Source records:
=-=-=
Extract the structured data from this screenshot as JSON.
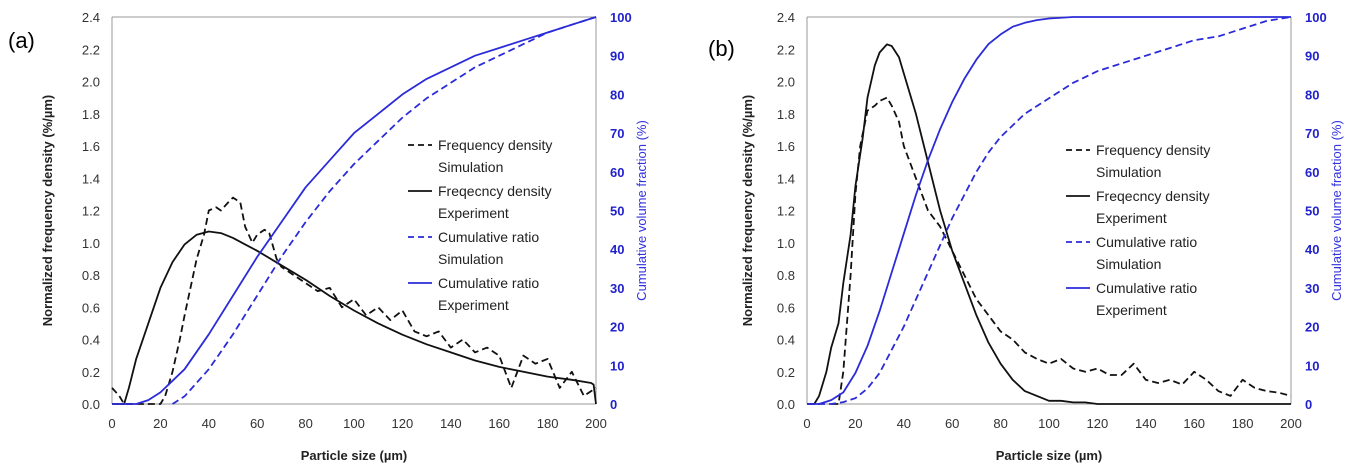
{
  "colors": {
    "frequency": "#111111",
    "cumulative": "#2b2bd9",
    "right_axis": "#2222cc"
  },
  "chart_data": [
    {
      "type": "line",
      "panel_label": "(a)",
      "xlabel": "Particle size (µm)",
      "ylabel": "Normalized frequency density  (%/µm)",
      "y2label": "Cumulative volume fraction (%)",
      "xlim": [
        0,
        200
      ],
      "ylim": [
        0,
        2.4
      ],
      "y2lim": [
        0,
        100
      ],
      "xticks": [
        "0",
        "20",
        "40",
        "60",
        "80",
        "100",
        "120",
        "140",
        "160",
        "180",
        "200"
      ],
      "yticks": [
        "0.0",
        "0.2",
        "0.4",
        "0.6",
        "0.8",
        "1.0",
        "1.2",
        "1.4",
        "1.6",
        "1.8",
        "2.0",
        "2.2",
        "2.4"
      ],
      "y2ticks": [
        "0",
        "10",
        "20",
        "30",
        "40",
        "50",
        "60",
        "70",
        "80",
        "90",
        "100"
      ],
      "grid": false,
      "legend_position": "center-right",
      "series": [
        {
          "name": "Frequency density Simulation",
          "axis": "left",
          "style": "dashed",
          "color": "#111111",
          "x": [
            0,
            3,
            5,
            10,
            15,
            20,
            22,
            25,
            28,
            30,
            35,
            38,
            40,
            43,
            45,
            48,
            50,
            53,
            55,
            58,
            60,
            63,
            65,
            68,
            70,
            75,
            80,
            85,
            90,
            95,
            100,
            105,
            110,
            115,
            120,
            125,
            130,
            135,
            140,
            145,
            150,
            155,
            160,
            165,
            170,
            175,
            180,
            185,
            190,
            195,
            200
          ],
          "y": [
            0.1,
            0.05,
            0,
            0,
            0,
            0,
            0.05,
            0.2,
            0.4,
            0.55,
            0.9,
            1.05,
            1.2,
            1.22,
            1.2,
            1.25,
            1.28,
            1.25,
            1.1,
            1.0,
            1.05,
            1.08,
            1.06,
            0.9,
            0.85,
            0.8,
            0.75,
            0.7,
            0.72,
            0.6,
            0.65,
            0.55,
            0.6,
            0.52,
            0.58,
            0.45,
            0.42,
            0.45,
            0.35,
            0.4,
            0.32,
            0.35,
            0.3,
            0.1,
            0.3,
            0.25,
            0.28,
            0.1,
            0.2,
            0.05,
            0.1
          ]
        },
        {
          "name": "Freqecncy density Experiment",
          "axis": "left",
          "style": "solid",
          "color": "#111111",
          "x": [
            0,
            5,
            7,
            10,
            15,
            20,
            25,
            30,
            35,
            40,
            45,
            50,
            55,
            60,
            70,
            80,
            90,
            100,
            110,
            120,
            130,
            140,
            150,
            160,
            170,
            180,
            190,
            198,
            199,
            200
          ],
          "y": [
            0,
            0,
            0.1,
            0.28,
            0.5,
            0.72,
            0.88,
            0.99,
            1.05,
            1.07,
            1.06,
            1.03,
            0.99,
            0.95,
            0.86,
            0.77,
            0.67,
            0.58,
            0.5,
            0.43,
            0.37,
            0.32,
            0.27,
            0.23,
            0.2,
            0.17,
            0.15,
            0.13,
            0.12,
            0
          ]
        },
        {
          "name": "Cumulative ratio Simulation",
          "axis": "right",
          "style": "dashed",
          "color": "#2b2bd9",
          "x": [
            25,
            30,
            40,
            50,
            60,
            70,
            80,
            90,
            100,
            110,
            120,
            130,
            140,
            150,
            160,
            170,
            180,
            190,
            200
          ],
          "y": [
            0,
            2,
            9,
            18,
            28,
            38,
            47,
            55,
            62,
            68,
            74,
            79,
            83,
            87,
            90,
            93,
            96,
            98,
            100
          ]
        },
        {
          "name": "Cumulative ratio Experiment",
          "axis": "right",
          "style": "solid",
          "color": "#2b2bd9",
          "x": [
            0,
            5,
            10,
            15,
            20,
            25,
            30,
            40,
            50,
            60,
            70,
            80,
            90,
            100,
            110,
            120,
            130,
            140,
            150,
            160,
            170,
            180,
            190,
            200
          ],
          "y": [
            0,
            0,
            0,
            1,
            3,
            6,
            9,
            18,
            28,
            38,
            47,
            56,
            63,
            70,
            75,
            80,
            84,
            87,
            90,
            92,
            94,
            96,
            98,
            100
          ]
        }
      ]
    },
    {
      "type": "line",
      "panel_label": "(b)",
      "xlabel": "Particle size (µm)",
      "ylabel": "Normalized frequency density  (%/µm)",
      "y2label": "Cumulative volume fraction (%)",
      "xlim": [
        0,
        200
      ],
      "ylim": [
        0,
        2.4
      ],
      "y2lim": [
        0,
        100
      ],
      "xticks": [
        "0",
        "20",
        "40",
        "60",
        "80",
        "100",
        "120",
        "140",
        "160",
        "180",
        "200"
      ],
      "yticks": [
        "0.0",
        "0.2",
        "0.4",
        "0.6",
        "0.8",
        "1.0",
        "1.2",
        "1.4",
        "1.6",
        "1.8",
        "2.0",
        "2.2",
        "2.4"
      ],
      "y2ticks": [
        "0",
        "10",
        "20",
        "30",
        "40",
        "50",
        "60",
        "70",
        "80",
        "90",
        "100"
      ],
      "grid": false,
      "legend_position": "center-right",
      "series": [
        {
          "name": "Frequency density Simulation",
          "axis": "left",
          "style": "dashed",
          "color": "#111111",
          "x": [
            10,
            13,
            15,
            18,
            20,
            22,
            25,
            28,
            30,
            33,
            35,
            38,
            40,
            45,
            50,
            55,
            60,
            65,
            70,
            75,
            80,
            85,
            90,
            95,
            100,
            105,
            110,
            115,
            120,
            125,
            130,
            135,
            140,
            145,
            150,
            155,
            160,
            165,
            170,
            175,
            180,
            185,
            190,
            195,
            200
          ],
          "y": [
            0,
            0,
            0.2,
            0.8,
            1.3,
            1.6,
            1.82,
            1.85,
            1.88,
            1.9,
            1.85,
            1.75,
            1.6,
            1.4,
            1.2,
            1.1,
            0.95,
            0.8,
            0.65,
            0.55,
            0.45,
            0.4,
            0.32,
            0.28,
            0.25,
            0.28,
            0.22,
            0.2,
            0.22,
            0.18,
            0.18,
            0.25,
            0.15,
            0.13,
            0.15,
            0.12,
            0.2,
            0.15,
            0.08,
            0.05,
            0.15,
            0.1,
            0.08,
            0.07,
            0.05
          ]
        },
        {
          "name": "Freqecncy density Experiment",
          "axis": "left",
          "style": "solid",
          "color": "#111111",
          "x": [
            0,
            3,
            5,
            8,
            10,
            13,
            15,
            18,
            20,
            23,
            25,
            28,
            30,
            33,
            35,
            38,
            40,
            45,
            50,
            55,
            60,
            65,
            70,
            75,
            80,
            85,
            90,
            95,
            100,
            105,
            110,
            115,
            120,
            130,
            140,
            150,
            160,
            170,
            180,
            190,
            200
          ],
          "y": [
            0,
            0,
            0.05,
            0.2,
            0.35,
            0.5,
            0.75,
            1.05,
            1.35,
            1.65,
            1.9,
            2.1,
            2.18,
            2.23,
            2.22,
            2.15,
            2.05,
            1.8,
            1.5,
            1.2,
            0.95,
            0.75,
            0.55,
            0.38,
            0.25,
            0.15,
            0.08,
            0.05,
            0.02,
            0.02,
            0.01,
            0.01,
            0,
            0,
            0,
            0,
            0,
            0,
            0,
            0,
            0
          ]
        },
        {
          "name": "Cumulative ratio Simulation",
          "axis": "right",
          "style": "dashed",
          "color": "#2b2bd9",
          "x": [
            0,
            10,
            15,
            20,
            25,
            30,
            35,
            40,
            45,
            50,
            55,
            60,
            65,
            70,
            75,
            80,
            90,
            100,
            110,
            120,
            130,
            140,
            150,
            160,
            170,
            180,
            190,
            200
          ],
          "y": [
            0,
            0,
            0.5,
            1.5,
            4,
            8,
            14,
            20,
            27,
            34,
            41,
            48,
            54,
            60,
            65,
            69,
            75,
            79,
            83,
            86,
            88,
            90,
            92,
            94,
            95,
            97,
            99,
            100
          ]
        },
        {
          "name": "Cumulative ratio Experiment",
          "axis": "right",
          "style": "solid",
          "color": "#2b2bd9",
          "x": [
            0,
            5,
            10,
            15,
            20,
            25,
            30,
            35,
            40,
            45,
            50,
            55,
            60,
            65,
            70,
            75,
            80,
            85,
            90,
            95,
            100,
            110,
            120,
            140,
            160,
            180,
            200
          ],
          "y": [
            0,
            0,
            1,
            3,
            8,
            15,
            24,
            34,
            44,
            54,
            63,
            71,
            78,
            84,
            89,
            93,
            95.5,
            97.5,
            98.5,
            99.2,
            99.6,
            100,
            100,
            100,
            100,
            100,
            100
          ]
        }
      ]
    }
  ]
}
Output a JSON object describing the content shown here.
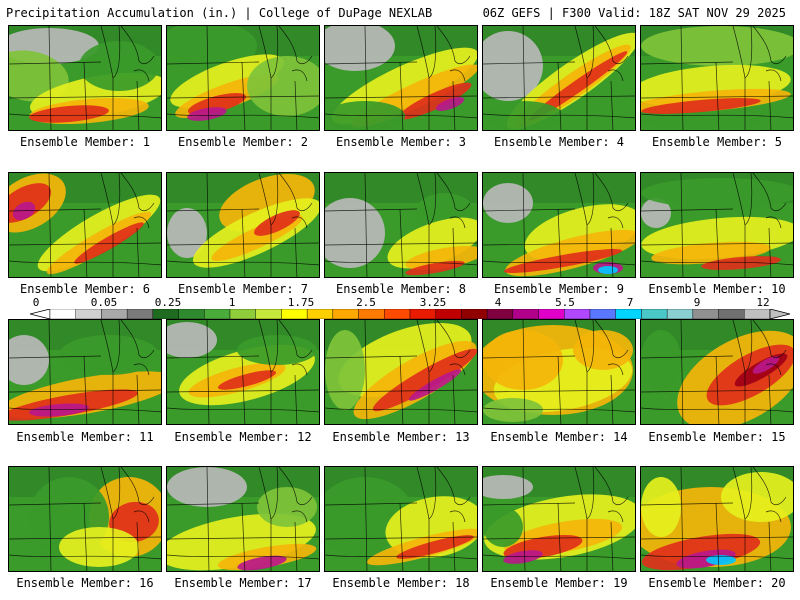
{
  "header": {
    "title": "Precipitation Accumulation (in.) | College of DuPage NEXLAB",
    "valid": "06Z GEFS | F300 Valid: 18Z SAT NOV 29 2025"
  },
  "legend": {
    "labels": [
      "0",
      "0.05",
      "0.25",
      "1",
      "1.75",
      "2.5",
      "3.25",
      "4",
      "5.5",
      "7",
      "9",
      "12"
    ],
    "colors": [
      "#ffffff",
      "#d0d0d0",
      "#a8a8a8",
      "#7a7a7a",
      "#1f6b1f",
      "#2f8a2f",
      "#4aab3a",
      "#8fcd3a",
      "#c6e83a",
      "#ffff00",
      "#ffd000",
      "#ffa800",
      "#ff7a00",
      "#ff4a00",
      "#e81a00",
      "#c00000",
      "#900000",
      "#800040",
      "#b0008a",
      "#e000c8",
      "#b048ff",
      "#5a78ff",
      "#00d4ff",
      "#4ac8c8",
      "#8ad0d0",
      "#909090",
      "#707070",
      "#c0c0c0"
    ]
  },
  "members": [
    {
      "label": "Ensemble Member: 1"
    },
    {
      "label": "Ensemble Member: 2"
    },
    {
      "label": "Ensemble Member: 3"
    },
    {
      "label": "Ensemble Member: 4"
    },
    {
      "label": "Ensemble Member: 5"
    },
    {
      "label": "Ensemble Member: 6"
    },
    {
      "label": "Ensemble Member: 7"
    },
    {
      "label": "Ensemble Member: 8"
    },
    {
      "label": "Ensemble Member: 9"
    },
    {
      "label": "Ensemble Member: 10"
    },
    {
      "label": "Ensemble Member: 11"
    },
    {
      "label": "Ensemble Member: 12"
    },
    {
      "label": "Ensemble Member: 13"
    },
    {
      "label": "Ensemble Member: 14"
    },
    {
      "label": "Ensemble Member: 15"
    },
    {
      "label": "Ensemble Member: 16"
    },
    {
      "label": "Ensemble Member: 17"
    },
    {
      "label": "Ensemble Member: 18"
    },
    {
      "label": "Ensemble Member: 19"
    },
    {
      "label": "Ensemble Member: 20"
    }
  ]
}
=-=-=
Starting at the line that contains "Output a JSON", write out every line through the final line of the entries, word for word; skip any pictures.

Exercise answer:
Output a JSON object describing the content shown here.
{
  "header": {
    "title": "Precipitation Accumulation (in.) | College of DuPage NEXLAB",
    "valid": "06Z GEFS | F300 Valid: 18Z SAT NOV 29 2025"
  },
  "legend": {
    "labels": [
      "0",
      "0.05",
      "0.25",
      "1",
      "1.75",
      "2.5",
      "3.25",
      "4",
      "5.5",
      "7",
      "9",
      "12"
    ],
    "colors": [
      "#ffffff",
      "#d0d0d0",
      "#a8a8a8",
      "#7a7a7a",
      "#1f6b1f",
      "#2f8a2f",
      "#4aab3a",
      "#8fcd3a",
      "#c6e83a",
      "#ffff00",
      "#ffd000",
      "#ffa800",
      "#ff7a00",
      "#ff4a00",
      "#e81a00",
      "#c00000",
      "#900000",
      "#800040",
      "#b0008a",
      "#e000c8",
      "#b048ff",
      "#5a78ff",
      "#00d4ff",
      "#4ac8c8",
      "#8ad0d0",
      "#909090",
      "#707070",
      "#c0c0c0"
    ]
  },
  "members": [
    {
      "label": "Ensemble Member: 1"
    },
    {
      "label": "Ensemble Member: 2"
    },
    {
      "label": "Ensemble Member: 3"
    },
    {
      "label": "Ensemble Member: 4"
    },
    {
      "label": "Ensemble Member: 5"
    },
    {
      "label": "Ensemble Member: 6"
    },
    {
      "label": "Ensemble Member: 7"
    },
    {
      "label": "Ensemble Member: 8"
    },
    {
      "label": "Ensemble Member: 9"
    },
    {
      "label": "Ensemble Member: 10"
    },
    {
      "label": "Ensemble Member: 11"
    },
    {
      "label": "Ensemble Member: 12"
    },
    {
      "label": "Ensemble Member: 13"
    },
    {
      "label": "Ensemble Member: 14"
    },
    {
      "label": "Ensemble Member: 15"
    },
    {
      "label": "Ensemble Member: 16"
    },
    {
      "label": "Ensemble Member: 17"
    },
    {
      "label": "Ensemble Member: 18"
    },
    {
      "label": "Ensemble Member: 19"
    },
    {
      "label": "Ensemble Member: 20"
    }
  ]
}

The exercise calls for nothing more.